* [PARTS OF THE EXERCISE]:
(1) Copy out, word for word and in full, the passage about Floyd Patterson and White Supremacy in the Church.
(2) How many lines of the listing contain the string "amplio"? Treat case as significant and reply with only the number.

* [TEXT SHOWN]:
==================================================

But, despite this deep connection to Africa, the Church in the Americas has continued to facilitate and participate in White Supremacy. Malcolm X artfully made this point concerning the life of one of his contemporaries, the Black Catholic boxer Floyd Patterson.
Malcolm recounted that in 1965, Patterson announced, “as a Catholic, he wanted to fight Cassius Clay [aka Muhammad Ali] to save the heavyweight crown from being held a Muslim.”
The irony, of course, was that the Muslim faith of some Africans was the very justification used by White Catholics to justify their dehumanization in the early Transatlantic Slave Trade. Patterson was echoing and putting his talents at the service of an ideology that furthered White Supremacy.
What followed in his life highlights the way he had deluded himself. Three weeks after losing to Ali by technical knockout, it was reported that Patterson was selling his home in Yonkers, New York “for a $20,000 loss”.
Moreover, Yonkers was a White Catholic stronghold. Patterson was facing racial abuse from his own co-religionists.
His children had been called “n****rs,”, another neighbor “trained his dog to deface Patterson’s property,” and another built a fence to avoid seeing Black people.
Or, in Patterson’s words: “I tried. It just didn’t work.”
Patterson aside, how could a Church whose very foundations were laid by Black people behave in this way? The answer, of course, is that it had been captured by White Supremacy.

==================================================

* [INFORMATION SUPPLIED]:
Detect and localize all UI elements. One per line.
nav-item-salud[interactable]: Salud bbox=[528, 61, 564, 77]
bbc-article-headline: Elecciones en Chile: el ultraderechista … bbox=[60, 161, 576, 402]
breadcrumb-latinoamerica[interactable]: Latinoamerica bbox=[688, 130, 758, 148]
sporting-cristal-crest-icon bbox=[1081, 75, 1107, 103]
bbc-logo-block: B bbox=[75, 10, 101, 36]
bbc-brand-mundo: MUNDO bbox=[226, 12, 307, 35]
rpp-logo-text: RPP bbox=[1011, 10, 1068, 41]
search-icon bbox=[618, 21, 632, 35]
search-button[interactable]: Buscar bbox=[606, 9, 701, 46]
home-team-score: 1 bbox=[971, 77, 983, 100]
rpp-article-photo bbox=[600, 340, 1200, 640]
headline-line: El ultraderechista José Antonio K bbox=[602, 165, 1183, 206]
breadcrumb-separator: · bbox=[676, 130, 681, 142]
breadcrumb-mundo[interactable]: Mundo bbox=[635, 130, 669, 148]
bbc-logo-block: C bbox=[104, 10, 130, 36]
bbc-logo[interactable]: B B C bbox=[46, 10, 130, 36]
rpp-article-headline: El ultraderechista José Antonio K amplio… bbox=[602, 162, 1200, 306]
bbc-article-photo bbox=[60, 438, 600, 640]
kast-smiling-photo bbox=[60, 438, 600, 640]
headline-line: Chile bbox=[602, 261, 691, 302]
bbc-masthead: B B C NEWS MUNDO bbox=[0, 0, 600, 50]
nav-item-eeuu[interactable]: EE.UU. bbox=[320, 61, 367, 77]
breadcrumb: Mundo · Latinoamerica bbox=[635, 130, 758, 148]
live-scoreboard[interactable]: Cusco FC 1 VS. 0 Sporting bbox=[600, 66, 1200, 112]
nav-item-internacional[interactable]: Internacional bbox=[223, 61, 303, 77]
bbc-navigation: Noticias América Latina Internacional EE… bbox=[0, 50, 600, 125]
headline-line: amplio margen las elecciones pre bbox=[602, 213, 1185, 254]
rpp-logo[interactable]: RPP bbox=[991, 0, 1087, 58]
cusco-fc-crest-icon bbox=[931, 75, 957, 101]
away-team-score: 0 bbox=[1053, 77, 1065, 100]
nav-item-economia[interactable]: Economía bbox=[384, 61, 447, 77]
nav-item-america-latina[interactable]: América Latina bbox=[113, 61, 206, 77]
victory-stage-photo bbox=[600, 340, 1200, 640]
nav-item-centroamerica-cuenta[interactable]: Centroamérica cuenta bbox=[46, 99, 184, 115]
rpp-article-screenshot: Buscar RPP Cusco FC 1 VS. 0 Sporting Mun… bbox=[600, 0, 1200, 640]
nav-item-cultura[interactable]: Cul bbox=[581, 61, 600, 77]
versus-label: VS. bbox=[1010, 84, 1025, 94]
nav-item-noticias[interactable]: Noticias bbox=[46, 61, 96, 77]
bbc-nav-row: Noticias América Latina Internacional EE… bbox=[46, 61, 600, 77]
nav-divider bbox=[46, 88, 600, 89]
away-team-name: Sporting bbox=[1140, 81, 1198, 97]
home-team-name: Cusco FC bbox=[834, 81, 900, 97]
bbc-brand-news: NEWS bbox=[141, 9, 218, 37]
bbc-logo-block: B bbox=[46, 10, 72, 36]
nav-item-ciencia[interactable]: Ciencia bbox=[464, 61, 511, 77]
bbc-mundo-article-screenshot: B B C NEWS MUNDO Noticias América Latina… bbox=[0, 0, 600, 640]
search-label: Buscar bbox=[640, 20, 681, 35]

==================================================

* [EXERCISE RESULTS]:
(1)
But, despite this deep connection to Africa, the Church in the Americas has continued to facilitate and participate in White Supremacy. Malcolm X artfully made this point concerning the life of one of his contemporaries, the Black Catholic boxer Floyd Patterson.
Malcolm recounted that in 1965, Patterson announced, “as a Catholic, he wanted to fight Cassius Clay [aka Muhammad Ali] to save the heavyweight crown from being held a Muslim.”
The irony, of course, was that the Muslim faith of some Africans was the very justification used by White Catholics to justify their dehumanization in the early Transatlantic Slave Trade. Patterson was echoing and putting his talents at the service of an ideology that furthered White Supremacy.
What followed in his life highlights the way he had deluded himself. Three weeks after losing to Ali by technical knockout, it was reported that Patterson was selling his home in Yonkers, New York “for a $20,000 loss”.
Moreover, Yonkers was a White Catholic stronghold. Patterson was facing racial abuse from his own co-religionists.
His children had been called “n****rs,”, another neighbor “trained his dog to deface Patterson’s property,” and another built a fence to avoid seeing Black people.
Or, in Patterson’s words: “I tried. It just didn’t work.”
Patterson aside, how could a Church whose very foundations were laid by Black people behave in this way? The answer, of course, is that it had been captured by White Supremacy.

(2) 2